- **Task requirements**
Check each line of the listing for the word "своего" and report how many lines contain it, giving nothing but the number.
★ ★ ★ ★
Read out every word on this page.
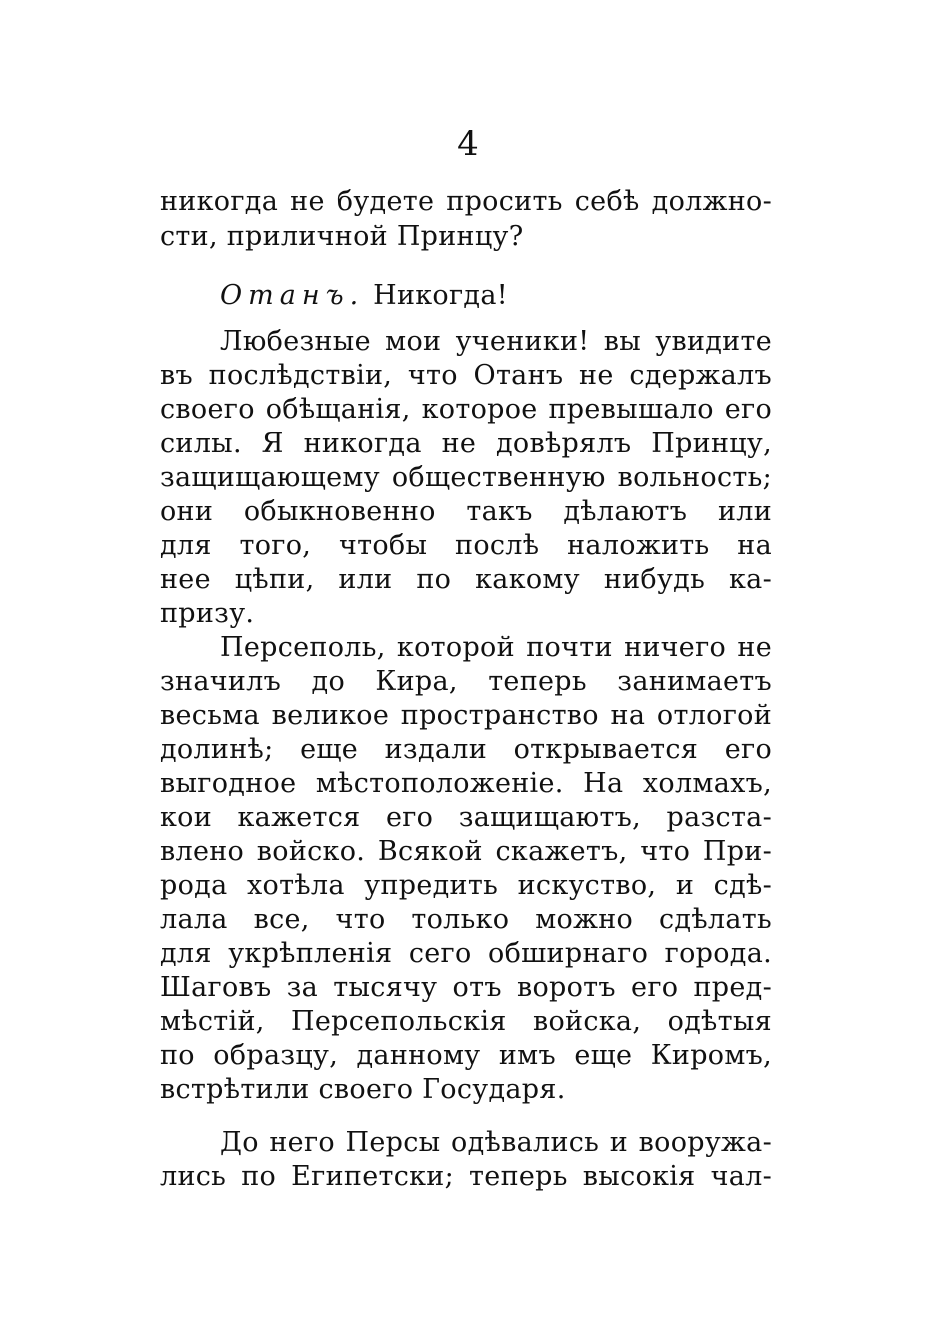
4
никогда не будете просить себѣ должно-
сти, приличной Принцу?
Отанъ. Никогда!
Любезные мои ученики! вы увидите
въ послѣдствіи, что Отанъ не сдержалъ
своего обѣщанія, которое превышало его
силы. Я никогда не довѣрялъ Принцу,
защищающему общественную вольность;
они обыкновенно такъ дѣлаютъ или
для того, чтобы послѣ наложить на
нее цѣпи, или по какому нибудь ка-
призу.
Персеполь, которой почти ничего не
значилъ до Кира, теперь занимаетъ
весьма великое пространство на отлогой
долинѣ; еще издали открывается его
выгодное мѣстоположеніе. На холмахъ,
кои кажется его защищаютъ, разста-
влено войско. Всякой скажетъ, что При-
рода хотѣла упредить искуство, и сдѣ-
лала все, что только можно сдѣлать
для укрѣпленія сего обширнаго города.
Шаговъ за тысячу отъ воротъ его пред-
мѣстій, Персепольскія войска, одѣтыя
по образцу, данному имъ еще Киромъ,
встрѣтили своего Государя.
До него Персы одѣвались и вооружа-
лись по Египетски; теперь высокія чал-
★ ★ ★ ★
- **Exercise result**
2